Could you copy out the material word for word, from its first line through the line containing "bond-c8-c9: [180, 72, 191, 90]", with both ends included?

··· MATERIAL FOR THIS TASK ···

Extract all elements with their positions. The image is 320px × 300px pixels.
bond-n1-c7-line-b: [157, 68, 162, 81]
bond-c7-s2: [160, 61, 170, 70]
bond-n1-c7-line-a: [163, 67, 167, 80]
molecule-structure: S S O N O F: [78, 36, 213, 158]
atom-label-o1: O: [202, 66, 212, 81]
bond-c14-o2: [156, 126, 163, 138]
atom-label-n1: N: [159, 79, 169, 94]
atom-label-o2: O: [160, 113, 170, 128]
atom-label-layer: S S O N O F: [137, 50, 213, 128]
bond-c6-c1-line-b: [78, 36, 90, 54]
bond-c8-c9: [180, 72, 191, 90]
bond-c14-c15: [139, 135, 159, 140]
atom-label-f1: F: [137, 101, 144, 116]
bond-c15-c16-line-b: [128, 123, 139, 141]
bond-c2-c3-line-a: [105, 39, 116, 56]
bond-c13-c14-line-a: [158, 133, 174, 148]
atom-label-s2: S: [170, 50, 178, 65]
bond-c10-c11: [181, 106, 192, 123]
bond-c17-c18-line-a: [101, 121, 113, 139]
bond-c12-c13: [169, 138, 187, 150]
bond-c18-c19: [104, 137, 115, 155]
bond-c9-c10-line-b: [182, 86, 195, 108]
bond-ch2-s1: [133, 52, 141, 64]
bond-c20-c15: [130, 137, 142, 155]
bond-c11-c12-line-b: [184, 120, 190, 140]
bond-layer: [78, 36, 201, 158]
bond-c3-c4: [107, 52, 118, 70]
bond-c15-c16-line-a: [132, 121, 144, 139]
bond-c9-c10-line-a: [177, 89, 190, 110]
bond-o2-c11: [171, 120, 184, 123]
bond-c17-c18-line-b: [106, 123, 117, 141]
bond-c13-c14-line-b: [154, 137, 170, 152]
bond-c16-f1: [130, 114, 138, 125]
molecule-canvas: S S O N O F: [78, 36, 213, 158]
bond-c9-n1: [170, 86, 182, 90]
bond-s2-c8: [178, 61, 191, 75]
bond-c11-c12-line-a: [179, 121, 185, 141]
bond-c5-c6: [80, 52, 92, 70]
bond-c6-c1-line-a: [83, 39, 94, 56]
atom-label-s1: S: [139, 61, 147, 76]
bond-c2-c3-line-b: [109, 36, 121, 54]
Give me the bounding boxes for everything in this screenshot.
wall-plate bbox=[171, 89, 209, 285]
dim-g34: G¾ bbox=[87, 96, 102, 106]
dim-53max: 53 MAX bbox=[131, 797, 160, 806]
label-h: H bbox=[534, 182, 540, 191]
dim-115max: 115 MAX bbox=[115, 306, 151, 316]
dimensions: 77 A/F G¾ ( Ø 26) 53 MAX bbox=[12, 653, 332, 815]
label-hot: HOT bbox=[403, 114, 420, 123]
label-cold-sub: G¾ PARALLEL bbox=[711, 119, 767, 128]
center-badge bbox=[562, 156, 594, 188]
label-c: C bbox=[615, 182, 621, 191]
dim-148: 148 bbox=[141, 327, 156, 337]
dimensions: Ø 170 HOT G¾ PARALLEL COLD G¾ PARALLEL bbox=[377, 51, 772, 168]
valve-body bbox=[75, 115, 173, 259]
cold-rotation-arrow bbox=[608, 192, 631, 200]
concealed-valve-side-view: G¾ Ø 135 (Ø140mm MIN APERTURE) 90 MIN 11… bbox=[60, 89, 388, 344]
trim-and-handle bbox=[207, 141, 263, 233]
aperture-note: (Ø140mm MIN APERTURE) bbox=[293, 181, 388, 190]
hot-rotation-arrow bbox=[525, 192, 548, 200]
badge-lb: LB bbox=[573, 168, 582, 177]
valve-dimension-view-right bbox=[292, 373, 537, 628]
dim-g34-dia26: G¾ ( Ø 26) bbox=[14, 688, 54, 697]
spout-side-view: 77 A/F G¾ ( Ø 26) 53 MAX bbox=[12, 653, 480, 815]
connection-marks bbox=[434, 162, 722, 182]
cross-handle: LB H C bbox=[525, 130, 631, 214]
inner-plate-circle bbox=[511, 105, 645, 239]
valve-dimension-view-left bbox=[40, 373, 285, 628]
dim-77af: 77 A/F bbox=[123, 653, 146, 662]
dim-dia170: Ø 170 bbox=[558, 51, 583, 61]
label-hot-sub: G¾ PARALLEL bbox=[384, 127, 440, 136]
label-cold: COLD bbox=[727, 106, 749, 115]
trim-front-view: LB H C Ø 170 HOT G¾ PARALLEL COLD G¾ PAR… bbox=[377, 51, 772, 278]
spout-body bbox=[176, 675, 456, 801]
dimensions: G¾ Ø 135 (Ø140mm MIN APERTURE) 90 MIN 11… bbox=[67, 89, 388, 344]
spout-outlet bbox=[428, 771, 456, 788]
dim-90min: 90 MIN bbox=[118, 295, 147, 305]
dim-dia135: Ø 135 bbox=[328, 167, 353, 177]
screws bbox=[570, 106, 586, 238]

···

→ SOLUTION FOR THIS TASK
Extract all elements with their positions. The image is 320px × 300px pixels.
bond-n1-c7-line-b: [157, 68, 162, 81]
bond-c7-s2: [160, 61, 170, 70]
bond-n1-c7-line-a: [163, 67, 167, 80]
molecule-structure: S S O N O F: [78, 36, 213, 158]
atom-label-o1: O: [202, 66, 212, 81]
bond-c14-o2: [156, 126, 163, 138]
atom-label-n1: N: [159, 79, 169, 94]
atom-label-o2: O: [160, 113, 170, 128]
atom-label-layer: S S O N O F: [137, 50, 213, 128]
bond-c6-c1-line-b: [78, 36, 90, 54]
bond-c8-c9: [180, 72, 191, 90]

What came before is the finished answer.